Figure data in JSON:
--
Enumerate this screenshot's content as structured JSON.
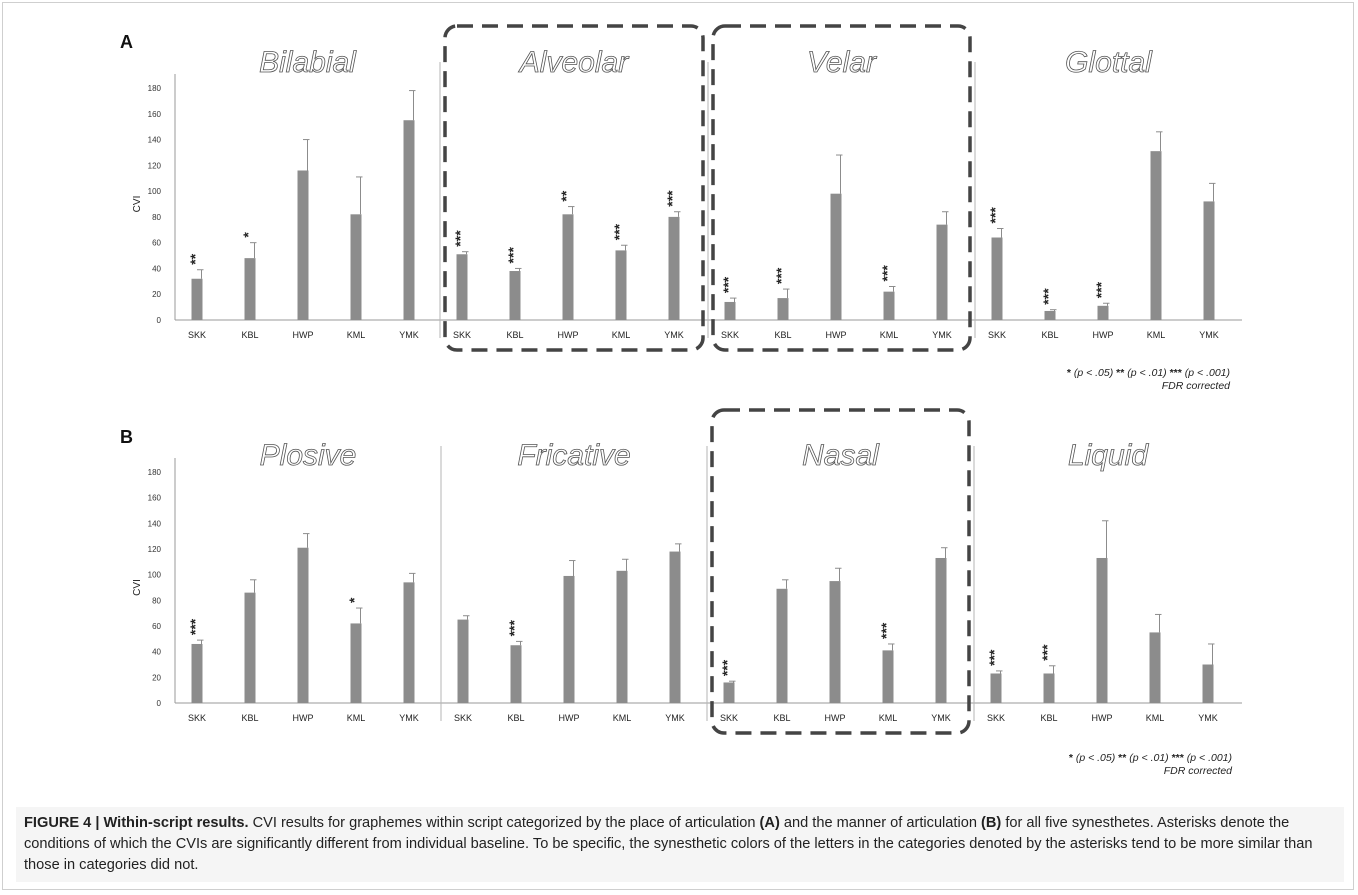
{
  "figure": {
    "caption": {
      "label": "FIGURE 4 | Within-script results.",
      "text_1": " CVI results for graphemes within script categorized by the place of articulation ",
      "bold_a": "(A)",
      "text_2": " and the manner of articulation ",
      "bold_b": "(B)",
      "text_3": " for all five synesthetes. Asterisks denote the conditions of which the CVIs are significantly different from individual baseline. To be specific, the synesthetic colors of the letters in the categories denoted by the asterisks tend to be more similar than those in categories did not."
    },
    "significance_note": {
      "s1": "*",
      "t1": " (p < .05) ",
      "s2": "**",
      "t2": " (p < .01) ",
      "s3": "***",
      "t3": " (p < .001)",
      "line2": "FDR corrected"
    }
  },
  "chart_data": [
    {
      "type": "bar",
      "panel": "A",
      "ylabel": "CVI",
      "ylim": [
        0,
        180
      ],
      "yticks": [
        0,
        20,
        40,
        60,
        80,
        100,
        120,
        140,
        160,
        180
      ],
      "bar_color": "#8c8c8c",
      "groups": [
        {
          "name": "Bilabial",
          "boxed": false,
          "categories": [
            "SKK",
            "KBL",
            "HWP",
            "KML",
            "YMK"
          ],
          "values": [
            32,
            48,
            116,
            82,
            155
          ],
          "errors": [
            7,
            12,
            24,
            29,
            23
          ],
          "stars": [
            "**",
            "*",
            "",
            "",
            ""
          ]
        },
        {
          "name": "Alveolar",
          "boxed": true,
          "categories": [
            "SKK",
            "KBL",
            "HWP",
            "KML",
            "YMK"
          ],
          "values": [
            51,
            38,
            82,
            54,
            80
          ],
          "errors": [
            2,
            2,
            6,
            4,
            4
          ],
          "stars": [
            "***",
            "***",
            "**",
            "***",
            "***"
          ]
        },
        {
          "name": "Velar",
          "boxed": true,
          "categories": [
            "SKK",
            "KBL",
            "HWP",
            "KML",
            "YMK"
          ],
          "values": [
            14,
            17,
            98,
            22,
            74
          ],
          "errors": [
            3,
            7,
            30,
            4,
            10
          ],
          "stars": [
            "***",
            "***",
            "",
            "***",
            ""
          ]
        },
        {
          "name": "Glottal",
          "boxed": false,
          "categories": [
            "SKK",
            "KBL",
            "HWP",
            "KML",
            "YMK"
          ],
          "values": [
            64,
            7,
            11,
            131,
            92
          ],
          "errors": [
            7,
            1,
            2,
            15,
            14
          ],
          "stars": [
            "***",
            "***",
            "***",
            "",
            ""
          ]
        }
      ]
    },
    {
      "type": "bar",
      "panel": "B",
      "ylabel": "CVI",
      "ylim": [
        0,
        180
      ],
      "yticks": [
        0,
        20,
        40,
        60,
        80,
        100,
        120,
        140,
        160,
        180
      ],
      "bar_color": "#8c8c8c",
      "groups": [
        {
          "name": "Plosive",
          "boxed": false,
          "categories": [
            "SKK",
            "KBL",
            "HWP",
            "KML",
            "YMK"
          ],
          "values": [
            46,
            86,
            121,
            62,
            94
          ],
          "errors": [
            3,
            10,
            11,
            12,
            7
          ],
          "stars": [
            "***",
            "",
            "",
            "*",
            ""
          ]
        },
        {
          "name": "Fricative",
          "boxed": false,
          "categories": [
            "SKK",
            "KBL",
            "HWP",
            "KML",
            "YMK"
          ],
          "values": [
            65,
            45,
            99,
            103,
            118
          ],
          "errors": [
            3,
            3,
            12,
            9,
            6
          ],
          "stars": [
            "",
            "***",
            "",
            "",
            ""
          ]
        },
        {
          "name": "Nasal",
          "boxed": true,
          "categories": [
            "SKK",
            "KBL",
            "HWP",
            "KML",
            "YMK"
          ],
          "values": [
            16,
            89,
            95,
            41,
            113
          ],
          "errors": [
            1,
            7,
            10,
            5,
            8
          ],
          "stars": [
            "***",
            "",
            "",
            "***",
            ""
          ]
        },
        {
          "name": "Liquid",
          "boxed": false,
          "categories": [
            "SKK",
            "KBL",
            "HWP",
            "KML",
            "YMK"
          ],
          "values": [
            23,
            23,
            113,
            55,
            30
          ],
          "errors": [
            2,
            6,
            29,
            14,
            16
          ],
          "stars": [
            "***",
            "***",
            "",
            "",
            ""
          ]
        }
      ]
    }
  ]
}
--
WHAT THE TASK REQUIRES:
Transcribe the material exactly, leaving every picture out.

EXERCISE RESPONSE:
Enumerate this screenshot's content as structured JSON.
{
  "figure": {
    "caption": {
      "label": "FIGURE 4 | Within-script results.",
      "text_1": " CVI results for graphemes within script categorized by the place of articulation ",
      "bold_a": "(A)",
      "text_2": " and the manner of articulation ",
      "bold_b": "(B)",
      "text_3": " for all five synesthetes. Asterisks denote the conditions of which the CVIs are significantly different from individual baseline. To be specific, the synesthetic colors of the letters in the categories denoted by the asterisks tend to be more similar than those in categories did not."
    },
    "significance_note": {
      "s1": "*",
      "t1": " (p < .05) ",
      "s2": "**",
      "t2": " (p < .01) ",
      "s3": "***",
      "t3": " (p < .001)",
      "line2": "FDR corrected"
    }
  },
  "chart_data": [
    {
      "type": "bar",
      "panel": "A",
      "ylabel": "CVI",
      "ylim": [
        0,
        180
      ],
      "yticks": [
        0,
        20,
        40,
        60,
        80,
        100,
        120,
        140,
        160,
        180
      ],
      "bar_color": "#8c8c8c",
      "groups": [
        {
          "name": "Bilabial",
          "boxed": false,
          "categories": [
            "SKK",
            "KBL",
            "HWP",
            "KML",
            "YMK"
          ],
          "values": [
            32,
            48,
            116,
            82,
            155
          ],
          "errors": [
            7,
            12,
            24,
            29,
            23
          ],
          "stars": [
            "**",
            "*",
            "",
            "",
            ""
          ]
        },
        {
          "name": "Alveolar",
          "boxed": true,
          "categories": [
            "SKK",
            "KBL",
            "HWP",
            "KML",
            "YMK"
          ],
          "values": [
            51,
            38,
            82,
            54,
            80
          ],
          "errors": [
            2,
            2,
            6,
            4,
            4
          ],
          "stars": [
            "***",
            "***",
            "**",
            "***",
            "***"
          ]
        },
        {
          "name": "Velar",
          "boxed": true,
          "categories": [
            "SKK",
            "KBL",
            "HWP",
            "KML",
            "YMK"
          ],
          "values": [
            14,
            17,
            98,
            22,
            74
          ],
          "errors": [
            3,
            7,
            30,
            4,
            10
          ],
          "stars": [
            "***",
            "***",
            "",
            "***",
            ""
          ]
        },
        {
          "name": "Glottal",
          "boxed": false,
          "categories": [
            "SKK",
            "KBL",
            "HWP",
            "KML",
            "YMK"
          ],
          "values": [
            64,
            7,
            11,
            131,
            92
          ],
          "errors": [
            7,
            1,
            2,
            15,
            14
          ],
          "stars": [
            "***",
            "***",
            "***",
            "",
            ""
          ]
        }
      ]
    },
    {
      "type": "bar",
      "panel": "B",
      "ylabel": "CVI",
      "ylim": [
        0,
        180
      ],
      "yticks": [
        0,
        20,
        40,
        60,
        80,
        100,
        120,
        140,
        160,
        180
      ],
      "bar_color": "#8c8c8c",
      "groups": [
        {
          "name": "Plosive",
          "boxed": false,
          "categories": [
            "SKK",
            "KBL",
            "HWP",
            "KML",
            "YMK"
          ],
          "values": [
            46,
            86,
            121,
            62,
            94
          ],
          "errors": [
            3,
            10,
            11,
            12,
            7
          ],
          "stars": [
            "***",
            "",
            "",
            "*",
            ""
          ]
        },
        {
          "name": "Fricative",
          "boxed": false,
          "categories": [
            "SKK",
            "KBL",
            "HWP",
            "KML",
            "YMK"
          ],
          "values": [
            65,
            45,
            99,
            103,
            118
          ],
          "errors": [
            3,
            3,
            12,
            9,
            6
          ],
          "stars": [
            "",
            "***",
            "",
            "",
            ""
          ]
        },
        {
          "name": "Nasal",
          "boxed": true,
          "categories": [
            "SKK",
            "KBL",
            "HWP",
            "KML",
            "YMK"
          ],
          "values": [
            16,
            89,
            95,
            41,
            113
          ],
          "errors": [
            1,
            7,
            10,
            5,
            8
          ],
          "stars": [
            "***",
            "",
            "",
            "***",
            ""
          ]
        },
        {
          "name": "Liquid",
          "boxed": false,
          "categories": [
            "SKK",
            "KBL",
            "HWP",
            "KML",
            "YMK"
          ],
          "values": [
            23,
            23,
            113,
            55,
            30
          ],
          "errors": [
            2,
            6,
            29,
            14,
            16
          ],
          "stars": [
            "***",
            "***",
            "",
            "",
            ""
          ]
        }
      ]
    }
  ]
}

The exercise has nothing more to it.